The request:
Gather every line in the items below that contains the string "oneliner".

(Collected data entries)
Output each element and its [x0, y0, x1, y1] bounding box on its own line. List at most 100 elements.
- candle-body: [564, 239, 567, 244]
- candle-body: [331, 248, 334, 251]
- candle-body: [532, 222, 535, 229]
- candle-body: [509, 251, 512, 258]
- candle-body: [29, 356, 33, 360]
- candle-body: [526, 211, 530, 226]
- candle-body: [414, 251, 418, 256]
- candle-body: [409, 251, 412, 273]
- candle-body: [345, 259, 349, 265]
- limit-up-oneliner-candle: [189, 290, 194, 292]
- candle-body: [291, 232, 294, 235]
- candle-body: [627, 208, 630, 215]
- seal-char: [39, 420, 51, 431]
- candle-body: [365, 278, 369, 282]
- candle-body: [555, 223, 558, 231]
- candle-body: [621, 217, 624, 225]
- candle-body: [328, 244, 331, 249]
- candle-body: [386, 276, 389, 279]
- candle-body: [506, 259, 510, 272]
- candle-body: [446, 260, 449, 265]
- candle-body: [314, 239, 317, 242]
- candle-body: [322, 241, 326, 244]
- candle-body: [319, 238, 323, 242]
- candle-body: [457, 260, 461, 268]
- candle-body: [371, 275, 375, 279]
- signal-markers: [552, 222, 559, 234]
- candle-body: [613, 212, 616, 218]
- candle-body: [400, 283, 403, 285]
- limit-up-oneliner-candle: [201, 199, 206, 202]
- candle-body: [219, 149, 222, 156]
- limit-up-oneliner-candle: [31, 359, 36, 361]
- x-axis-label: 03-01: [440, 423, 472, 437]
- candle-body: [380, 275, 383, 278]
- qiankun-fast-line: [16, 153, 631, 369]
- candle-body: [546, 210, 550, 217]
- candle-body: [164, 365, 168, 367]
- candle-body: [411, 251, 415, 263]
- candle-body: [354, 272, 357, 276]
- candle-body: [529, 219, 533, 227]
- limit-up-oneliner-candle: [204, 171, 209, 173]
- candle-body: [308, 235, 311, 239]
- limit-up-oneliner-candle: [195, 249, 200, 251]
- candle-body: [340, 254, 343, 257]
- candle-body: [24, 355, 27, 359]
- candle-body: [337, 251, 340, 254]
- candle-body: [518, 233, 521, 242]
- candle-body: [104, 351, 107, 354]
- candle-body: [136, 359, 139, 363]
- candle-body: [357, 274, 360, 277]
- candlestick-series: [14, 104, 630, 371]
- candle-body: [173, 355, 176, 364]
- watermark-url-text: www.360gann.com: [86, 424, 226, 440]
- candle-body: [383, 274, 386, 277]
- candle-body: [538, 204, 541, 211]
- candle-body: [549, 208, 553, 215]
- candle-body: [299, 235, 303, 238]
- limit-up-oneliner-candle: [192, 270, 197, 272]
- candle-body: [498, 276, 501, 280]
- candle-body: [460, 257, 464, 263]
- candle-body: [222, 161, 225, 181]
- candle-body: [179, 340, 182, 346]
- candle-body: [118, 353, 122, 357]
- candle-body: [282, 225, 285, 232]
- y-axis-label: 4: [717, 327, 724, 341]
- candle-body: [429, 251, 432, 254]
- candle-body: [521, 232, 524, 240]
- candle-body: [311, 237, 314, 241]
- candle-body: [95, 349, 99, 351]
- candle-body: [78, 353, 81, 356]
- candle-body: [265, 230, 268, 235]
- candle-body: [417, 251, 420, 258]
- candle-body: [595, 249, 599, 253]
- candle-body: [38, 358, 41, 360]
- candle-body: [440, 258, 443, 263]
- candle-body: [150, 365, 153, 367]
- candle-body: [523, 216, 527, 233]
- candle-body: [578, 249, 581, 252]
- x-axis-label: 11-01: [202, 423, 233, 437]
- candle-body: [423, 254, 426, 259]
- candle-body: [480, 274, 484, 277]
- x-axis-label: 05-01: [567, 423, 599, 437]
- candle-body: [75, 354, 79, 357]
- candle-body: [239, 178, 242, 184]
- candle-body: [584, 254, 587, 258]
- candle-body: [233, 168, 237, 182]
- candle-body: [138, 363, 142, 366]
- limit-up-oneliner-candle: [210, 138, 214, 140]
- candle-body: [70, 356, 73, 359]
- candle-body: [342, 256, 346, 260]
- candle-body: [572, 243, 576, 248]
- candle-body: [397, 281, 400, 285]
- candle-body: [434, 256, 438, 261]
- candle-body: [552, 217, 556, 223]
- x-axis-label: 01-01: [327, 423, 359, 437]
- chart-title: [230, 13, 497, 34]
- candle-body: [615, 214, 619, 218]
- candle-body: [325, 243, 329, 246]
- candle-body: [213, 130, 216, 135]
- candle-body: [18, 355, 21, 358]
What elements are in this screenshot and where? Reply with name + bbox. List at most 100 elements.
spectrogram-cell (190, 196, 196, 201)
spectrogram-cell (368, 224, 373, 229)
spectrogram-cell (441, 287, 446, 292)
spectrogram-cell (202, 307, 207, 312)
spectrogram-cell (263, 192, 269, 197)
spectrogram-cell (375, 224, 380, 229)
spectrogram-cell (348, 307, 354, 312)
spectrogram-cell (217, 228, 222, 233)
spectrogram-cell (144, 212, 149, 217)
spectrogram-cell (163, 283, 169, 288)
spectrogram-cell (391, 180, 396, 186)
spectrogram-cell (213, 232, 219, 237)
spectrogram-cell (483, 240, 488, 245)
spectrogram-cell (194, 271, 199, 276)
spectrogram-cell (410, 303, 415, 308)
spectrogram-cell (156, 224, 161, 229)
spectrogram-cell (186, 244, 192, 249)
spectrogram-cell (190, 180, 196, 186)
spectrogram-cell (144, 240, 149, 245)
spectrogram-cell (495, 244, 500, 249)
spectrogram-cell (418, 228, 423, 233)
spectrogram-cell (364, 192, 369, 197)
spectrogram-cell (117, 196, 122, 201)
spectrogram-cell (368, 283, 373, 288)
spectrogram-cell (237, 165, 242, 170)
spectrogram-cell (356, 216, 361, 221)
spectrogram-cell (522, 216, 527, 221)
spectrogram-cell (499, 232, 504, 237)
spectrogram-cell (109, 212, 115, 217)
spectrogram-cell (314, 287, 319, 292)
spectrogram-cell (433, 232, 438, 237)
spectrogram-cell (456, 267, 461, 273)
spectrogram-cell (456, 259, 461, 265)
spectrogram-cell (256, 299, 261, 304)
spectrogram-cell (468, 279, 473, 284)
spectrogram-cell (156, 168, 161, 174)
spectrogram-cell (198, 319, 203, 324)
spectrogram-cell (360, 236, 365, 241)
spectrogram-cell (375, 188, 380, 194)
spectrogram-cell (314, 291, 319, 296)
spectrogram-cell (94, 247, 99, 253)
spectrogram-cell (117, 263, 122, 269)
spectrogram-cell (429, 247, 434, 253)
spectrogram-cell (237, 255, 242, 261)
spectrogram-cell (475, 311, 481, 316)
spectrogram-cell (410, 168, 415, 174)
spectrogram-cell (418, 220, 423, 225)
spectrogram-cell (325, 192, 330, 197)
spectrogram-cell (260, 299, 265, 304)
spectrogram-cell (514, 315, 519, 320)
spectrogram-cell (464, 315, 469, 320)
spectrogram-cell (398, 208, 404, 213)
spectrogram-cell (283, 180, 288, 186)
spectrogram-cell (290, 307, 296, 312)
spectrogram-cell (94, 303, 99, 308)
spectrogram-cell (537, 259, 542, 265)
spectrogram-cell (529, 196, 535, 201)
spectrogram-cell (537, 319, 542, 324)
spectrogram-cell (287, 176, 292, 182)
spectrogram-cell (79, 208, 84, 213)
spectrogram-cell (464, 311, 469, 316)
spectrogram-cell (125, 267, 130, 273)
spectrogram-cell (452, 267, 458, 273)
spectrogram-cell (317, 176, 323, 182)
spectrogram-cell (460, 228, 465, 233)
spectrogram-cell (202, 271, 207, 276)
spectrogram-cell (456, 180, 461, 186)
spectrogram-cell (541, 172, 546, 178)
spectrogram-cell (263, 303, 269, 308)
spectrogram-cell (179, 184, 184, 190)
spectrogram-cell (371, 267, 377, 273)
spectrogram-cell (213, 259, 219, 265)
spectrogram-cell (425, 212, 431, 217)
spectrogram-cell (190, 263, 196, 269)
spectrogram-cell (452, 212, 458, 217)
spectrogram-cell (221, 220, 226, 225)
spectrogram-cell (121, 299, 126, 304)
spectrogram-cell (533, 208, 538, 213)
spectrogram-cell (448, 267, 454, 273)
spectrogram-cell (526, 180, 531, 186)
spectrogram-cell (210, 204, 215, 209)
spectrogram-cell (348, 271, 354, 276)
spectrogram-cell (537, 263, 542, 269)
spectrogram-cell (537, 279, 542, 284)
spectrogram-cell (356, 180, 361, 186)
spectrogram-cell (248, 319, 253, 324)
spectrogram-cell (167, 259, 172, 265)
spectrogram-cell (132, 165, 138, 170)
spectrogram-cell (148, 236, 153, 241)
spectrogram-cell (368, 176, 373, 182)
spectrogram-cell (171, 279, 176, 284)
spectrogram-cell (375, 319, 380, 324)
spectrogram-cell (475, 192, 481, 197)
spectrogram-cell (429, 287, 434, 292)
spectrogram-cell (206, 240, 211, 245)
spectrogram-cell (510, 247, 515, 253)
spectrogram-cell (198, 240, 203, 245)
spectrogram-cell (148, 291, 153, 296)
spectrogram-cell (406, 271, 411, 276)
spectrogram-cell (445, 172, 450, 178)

Right answer:
- limit-up-oneliner-candle: [189, 290, 194, 292]
- limit-up-oneliner-candle: [201, 199, 206, 202]
- limit-up-oneliner-candle: [31, 359, 36, 361]
- limit-up-oneliner-candle: [204, 171, 209, 173]
- limit-up-oneliner-candle: [195, 249, 200, 251]
- limit-up-oneliner-candle: [192, 270, 197, 272]
- limit-up-oneliner-candle: [210, 138, 214, 140]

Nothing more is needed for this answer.